▶ **Exercise details**:
Quote all of the data that follows exactly as written, skipping the images.

▶ **Record excerpts**:
## Start

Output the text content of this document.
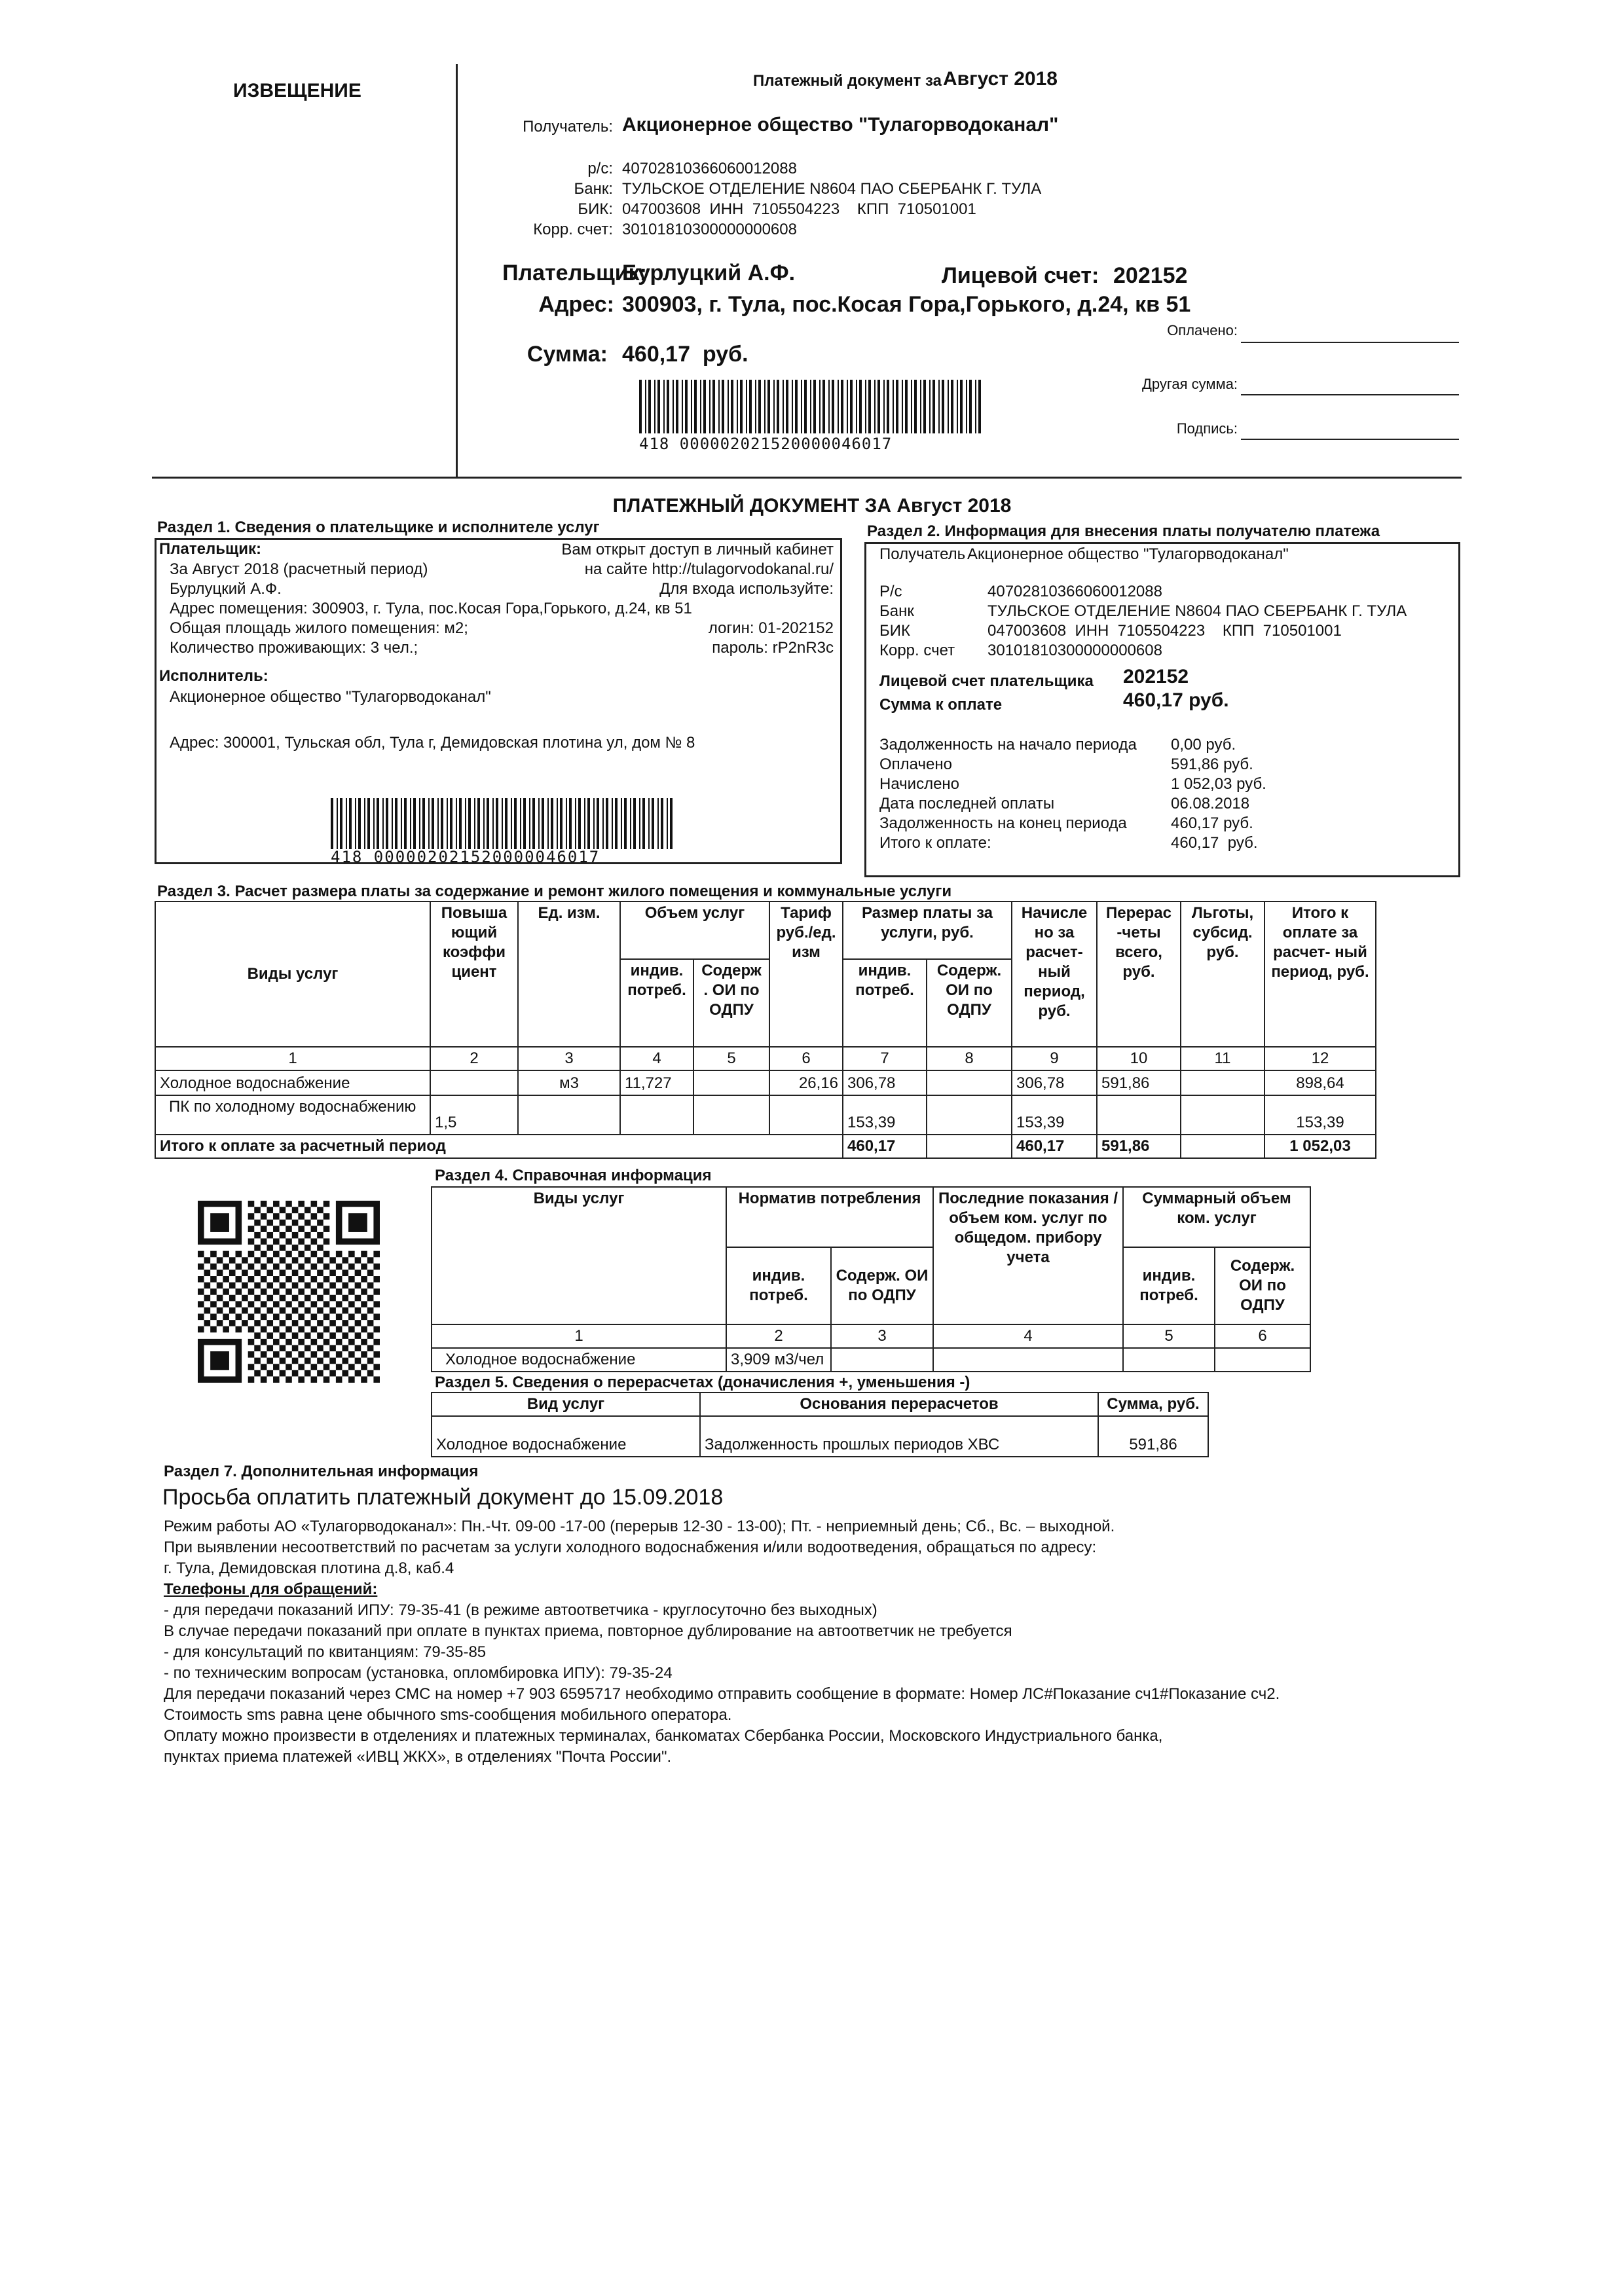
ИЗВЕЩЕНИЕ	Платежный документ за Август 2018
Получатель: Акционерное общество "Тулагорводоканал"
р/с: 40702810366060012088
Банк: ТУЛЬСКОЕ ОТДЕЛЕНИЕ N8604 ПАО СБЕРБАНК Г. ТУЛА
БИК: 047003608  ИНН  7105504223    КПП  710501001
Корр. счет: 30101810300000000608
Плательщик:
Бурлуцкий А.Ф.	Лицевой счет: 202152
Адрес: 300903, г. Тула, пос.Косая Гора,Горького, д.24, кв 51
Сумма: 460,17  руб.
418 000002021520000046017
Оплачено:
Другая сумма:
Подпись:
ПЛАТЕЖНЫЙ ДОКУМЕНТ ЗА Август 2018
Раздел 1. Сведения о плательщике и исполнителе услуг
Плательщик:
За Август 2018 (расчетный период)
Бурлуцкий А.Ф.
Адрес помещения: 300903, г. Тула, пос.Косая Гора,Горького, д.24, кв 51
Общая площадь жилого помещения: м2;
Количество проживающих: 3 чел.;
Вам открыт доступ в личный кабинет
на сайте http://tulagorvodokanal.ru/
Для входа используйте:
логин: 01-202152
пароль: rP2nR3c
Исполнитель:
Акционерное общество "Тулагорводоканал"
Адрес: 300001, Тульская обл, Тула г, Демидовская плотина ул, дом № 8
418 000002021520000046017
Раздел 2. Информация для внесения платы получателю платежа
Получатель Акционерное общество "Тулагорводоканал"
Р/с	40702810366060012088
Банк	ТУЛЬСКОЕ ОТДЕЛЕНИЕ N8604 ПАО СБЕРБАНК Г. ТУЛА
БИК	047003608  ИНН  7105504223    КПП  710501001
Корр. счет	30101810300000000608
Лицевой счет плательщика 202152
Сумма к оплате	460,17 руб.
Задолженность на начало периода	0,00 руб.
Оплачено	591,86 руб.
Начислено	1 052,03 руб.
Дата последней оплаты	06.08.2018
Задолженность на конец периода	460,17 руб.
Итого к оплате:	460,17  руб.
Раздел 3. Расчет размера платы за содержание и ремонт жилого помещения и коммунальные услуги
Виды услуг	Повыша ющий коэффи циент	Ед. изм.	Объем услуг		Тариф руб./ед. изм	Размер платы за услуги, руб.		Начисле но за расчет- ный период, руб.	Перерас -четы всего, руб.	Льготы, субсид. руб.	Итого к оплате за расчет- ный период, руб.
			индив. потреб.	Содерж . ОИ по ОДПУ		индив. потреб.	Содерж. ОИ по ОДПУ				
1	2	3	4	5	6	7	8	9	10	11	12
Холодное водоснабжение		м3	11,727		26,16	306,78		306,78	591,86		898,64
ПК по холодному водоснабжению	1,5					153,39		153,39			153,39
Итого к оплате за расчетный период						460,17		460,17	591,86		1 052,03
Раздел 4. Справочная информация
Виды услуг	Норматив потребления		Последние показания / объем ком. услуг по общедом. прибору учета	Суммарный объем ком. услуг	
	индив. потреб.	Содерж. ОИ по ОДПУ		индив. потреб.	Содерж. ОИ по ОДПУ
1	2	3	4	5	6
Холодное водоснабжение	3,909 м3/чел				
Раздел 5. Сведения о перерасчетах (доначисления +, уменьшения -)
Вид услуг	Основания перерасчетов	Сумма, руб.
Холодное водоснабжение	Задолженность прошлых периодов ХВС	591,86
Раздел 7. Дополнительная информация
Просьба оплатить платежный документ до 15.09.2018
Режим работы АО «Тулагорводоканал»: Пн.-Чт. 09-00 -17-00 (перерыв 12-30 - 13-00); Пт. - неприемный день; Сб., Вс. – выходной.
При выявлении несоответствий по расчетам за услуги холодного водоснабжения и/или водоотведения, обращаться по адресу:
г. Тула, Демидовская плотина д.8, каб.4
Телефоны для обращений:
- для передачи показаний ИПУ: 79-35-41 (в режиме автоответчика - круглосуточно без выходных)
В случае передачи показаний при оплате в пунктах приема, повторное дублирование на автоответчик не требуется
- для консультаций по квитанциям: 79-35-85
- по техническим вопросам (установка, опломбировка ИПУ): 79-35-24
Для передачи показаний через СМС на номер +7 903 6595717 необходимо отправить сообщение в формате: Номер ЛС#Показание сч1#Показание сч2.
Стоимость sms равна цене обычного sms-сообщения мобильного оператора.
Оплату можно произвести в отделениях и платежных терминалах, банкоматах Сбербанка России, Московского Индустриального банка,
пунктах приема платежей «ИВЦ ЖКХ», в отделениях "Почта России".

## End

▶ **In response**:
Output the text content of this document.
ИЗВЕЩЕНИЕ	Платежный документ за Август 2018
Получатель: Акционерное общество "Тулагорводоканал"
р/с: 40702810366060012088
Банк: ТУЛЬСКОЕ ОТДЕЛЕНИЕ N8604 ПАО СБЕРБАНК Г. ТУЛА
БИК: 047003608  ИНН  7105504223    КПП  710501001
Корр. счет: 30101810300000000608
Плательщик:
Бурлуцкий А.Ф.	Лицевой счет: 202152
Адрес: 300903, г. Тула, пос.Косая Гора,Горького, д.24, кв 51
Сумма: 460,17  руб.
418 000002021520000046017
Оплачено:
Другая сумма:
Подпись:
ПЛАТЕЖНЫЙ ДОКУМЕНТ ЗА Август 2018
Раздел 1. Сведения о плательщике и исполнителе услуг
Плательщик:
За Август 2018 (расчетный период)
Бурлуцкий А.Ф.
Адрес помещения: 300903, г. Тула, пос.Косая Гора,Горького, д.24, кв 51
Общая площадь жилого помещения: м2;
Количество проживающих: 3 чел.;
Вам открыт доступ в личный кабинет
на сайте http://tulagorvodokanal.ru/
Для входа используйте:
логин: 01-202152
пароль: rP2nR3c
Исполнитель:
Акционерное общество "Тулагорводоканал"
Адрес: 300001, Тульская обл, Тула г, Демидовская плотина ул, дом № 8
418 000002021520000046017
Раздел 2. Информация для внесения платы получателю платежа
Получатель Акционерное общество "Тулагорводоканал"
Р/с	40702810366060012088
Банк	ТУЛЬСКОЕ ОТДЕЛЕНИЕ N8604 ПАО СБЕРБАНК Г. ТУЛА
БИК	047003608  ИНН  7105504223    КПП  710501001
Корр. счет	30101810300000000608
Лицевой счет плательщика 202152
Сумма к оплате	460,17 руб.
Задолженность на начало периода	0,00 руб.
Оплачено	591,86 руб.
Начислено	1 052,03 руб.
Дата последней оплаты	06.08.2018
Задолженность на конец периода	460,17 руб.
Итого к оплате:	460,17  руб.
Раздел 3. Расчет размера платы за содержание и ремонт жилого помещения и коммунальные услуги
Виды услуг	Повыша ющий коэффи циент	Ед. изм.	Объем услуг		Тариф руб./ед. изм	Размер платы за услуги, руб.		Начисле но за расчет- ный период, руб.	Перерас -четы всего, руб.	Льготы, субсид. руб.	Итого к оплате за расчет- ный период, руб.
			индив. потреб.	Содерж . ОИ по ОДПУ		индив. потреб.	Содерж. ОИ по ОДПУ				
1	2	3	4	5	6	7	8	9	10	11	12
Холодное водоснабжение		м3	11,727		26,16	306,78		306,78	591,86		898,64
ПК по холодному водоснабжению	1,5					153,39		153,39			153,39
Итого к оплате за расчетный период						460,17		460,17	591,86		1 052,03
Раздел 4. Справочная информация
Виды услуг	Норматив потребления		Последние показания / объем ком. услуг по общедом. прибору учета	Суммарный объем ком. услуг	
	индив. потреб.	Содерж. ОИ по ОДПУ		индив. потреб.	Содерж. ОИ по ОДПУ
1	2	3	4	5	6
Холодное водоснабжение	3,909 м3/чел				
Раздел 5. Сведения о перерасчетах (доначисления +, уменьшения -)
Вид услуг	Основания перерасчетов	Сумма, руб.
Холодное водоснабжение	Задолженность прошлых периодов ХВС	591,86
Раздел 7. Дополнительная информация
Просьба оплатить платежный документ до 15.09.2018
Режим работы АО «Тулагорводоканал»: Пн.-Чт. 09-00 -17-00 (перерыв 12-30 - 13-00); Пт. - неприемный день; Сб., Вс. – выходной.
При выявлении несоответствий по расчетам за услуги холодного водоснабжения и/или водоотведения, обращаться по адресу:
г. Тула, Демидовская плотина д.8, каб.4
Телефоны для обращений:
- для передачи показаний ИПУ: 79-35-41 (в режиме автоответчика - круглосуточно без выходных)
В случае передачи показаний при оплате в пунктах приема, повторное дублирование на автоответчик не требуется
- для консультаций по квитанциям: 79-35-85
- по техническим вопросам (установка, опломбировка ИПУ): 79-35-24
Для передачи показаний через СМС на номер +7 903 6595717 необходимо отправить сообщение в формате: Номер ЛС#Показание сч1#Показание сч2.
Стоимость sms равна цене обычного sms-сообщения мобильного оператора.
Оплату можно произвести в отделениях и платежных терминалах, банкоматах Сбербанка России, Московского Индустриального банка,
пунктах приема платежей «ИВЦ ЖКХ», в отделениях "Почта России".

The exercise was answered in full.